• [What the task asks]:
Copy every record exactly, and keep the pictures out.

Chart and figure data
◆ ◆ ◆ ◆ ◆

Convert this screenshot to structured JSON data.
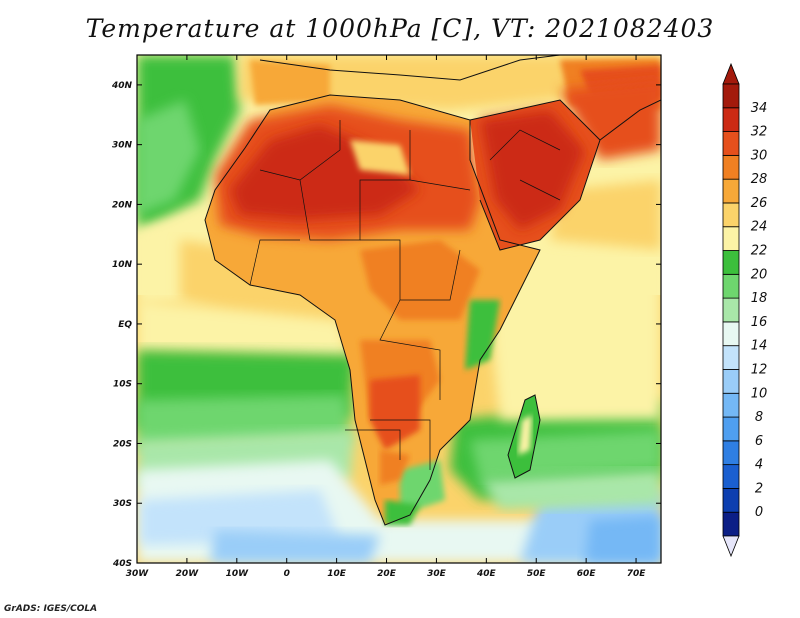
{
  "title": "Temperature at 1000hPa [C], VT: 2021082403",
  "credit": "GrADS: IGES/COLA",
  "map": {
    "lon_range": [
      -30,
      75
    ],
    "lat_range": [
      -40,
      45
    ],
    "lon_ticks": [
      {
        "lon": -30,
        "label": "30W"
      },
      {
        "lon": -20,
        "label": "20W"
      },
      {
        "lon": -10,
        "label": "10W"
      },
      {
        "lon": 0,
        "label": "0"
      },
      {
        "lon": 10,
        "label": "10E"
      },
      {
        "lon": 20,
        "label": "20E"
      },
      {
        "lon": 30,
        "label": "30E"
      },
      {
        "lon": 40,
        "label": "40E"
      },
      {
        "lon": 50,
        "label": "50E"
      },
      {
        "lon": 60,
        "label": "60E"
      },
      {
        "lon": 70,
        "label": "70E"
      }
    ],
    "lat_ticks": [
      {
        "lat": 40,
        "label": "40N"
      },
      {
        "lat": 30,
        "label": "30N"
      },
      {
        "lat": 20,
        "label": "20N"
      },
      {
        "lat": 10,
        "label": "10N"
      },
      {
        "lat": 0,
        "label": "EQ"
      },
      {
        "lat": -10,
        "label": "10S"
      },
      {
        "lat": -20,
        "label": "20S"
      },
      {
        "lat": -30,
        "label": "30S"
      },
      {
        "lat": -40,
        "label": "40S"
      }
    ]
  },
  "colorbar": {
    "levels": [
      "0",
      "2",
      "4",
      "6",
      "8",
      "10",
      "12",
      "14",
      "16",
      "18",
      "20",
      "22",
      "24",
      "26",
      "28",
      "30",
      "32",
      "34"
    ],
    "colors": [
      "#0c1f86",
      "#0d3fb0",
      "#1a5fd0",
      "#2f7fe3",
      "#4f9ff0",
      "#74b8f5",
      "#9acdf8",
      "#c3e3fb",
      "#e8f8f2",
      "#a9e7a9",
      "#6ed66e",
      "#3cbf3c",
      "#fcf3a6",
      "#fbd36a",
      "#f7a838",
      "#f08022",
      "#e6501c",
      "#cc2a14",
      "#a31a0c"
    ],
    "under_color": "#e6e6fa"
  }
}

◆ ◆ ◆ ◆ ◆

• [Reply]:
Convert this screenshot to structured JSON data.
{
  "title": "Temperature at 1000hPa [C], VT: 2021082403",
  "credit": "GrADS: IGES/COLA",
  "map": {
    "lon_range": [
      -30,
      75
    ],
    "lat_range": [
      -40,
      45
    ],
    "lon_ticks": [
      {
        "lon": -30,
        "label": "30W"
      },
      {
        "lon": -20,
        "label": "20W"
      },
      {
        "lon": -10,
        "label": "10W"
      },
      {
        "lon": 0,
        "label": "0"
      },
      {
        "lon": 10,
        "label": "10E"
      },
      {
        "lon": 20,
        "label": "20E"
      },
      {
        "lon": 30,
        "label": "30E"
      },
      {
        "lon": 40,
        "label": "40E"
      },
      {
        "lon": 50,
        "label": "50E"
      },
      {
        "lon": 60,
        "label": "60E"
      },
      {
        "lon": 70,
        "label": "70E"
      }
    ],
    "lat_ticks": [
      {
        "lat": 40,
        "label": "40N"
      },
      {
        "lat": 30,
        "label": "30N"
      },
      {
        "lat": 20,
        "label": "20N"
      },
      {
        "lat": 10,
        "label": "10N"
      },
      {
        "lat": 0,
        "label": "EQ"
      },
      {
        "lat": -10,
        "label": "10S"
      },
      {
        "lat": -20,
        "label": "20S"
      },
      {
        "lat": -30,
        "label": "30S"
      },
      {
        "lat": -40,
        "label": "40S"
      }
    ]
  },
  "colorbar": {
    "levels": [
      "0",
      "2",
      "4",
      "6",
      "8",
      "10",
      "12",
      "14",
      "16",
      "18",
      "20",
      "22",
      "24",
      "26",
      "28",
      "30",
      "32",
      "34"
    ],
    "colors": [
      "#0c1f86",
      "#0d3fb0",
      "#1a5fd0",
      "#2f7fe3",
      "#4f9ff0",
      "#74b8f5",
      "#9acdf8",
      "#c3e3fb",
      "#e8f8f2",
      "#a9e7a9",
      "#6ed66e",
      "#3cbf3c",
      "#fcf3a6",
      "#fbd36a",
      "#f7a838",
      "#f08022",
      "#e6501c",
      "#cc2a14",
      "#a31a0c"
    ],
    "under_color": "#e6e6fa"
  }
}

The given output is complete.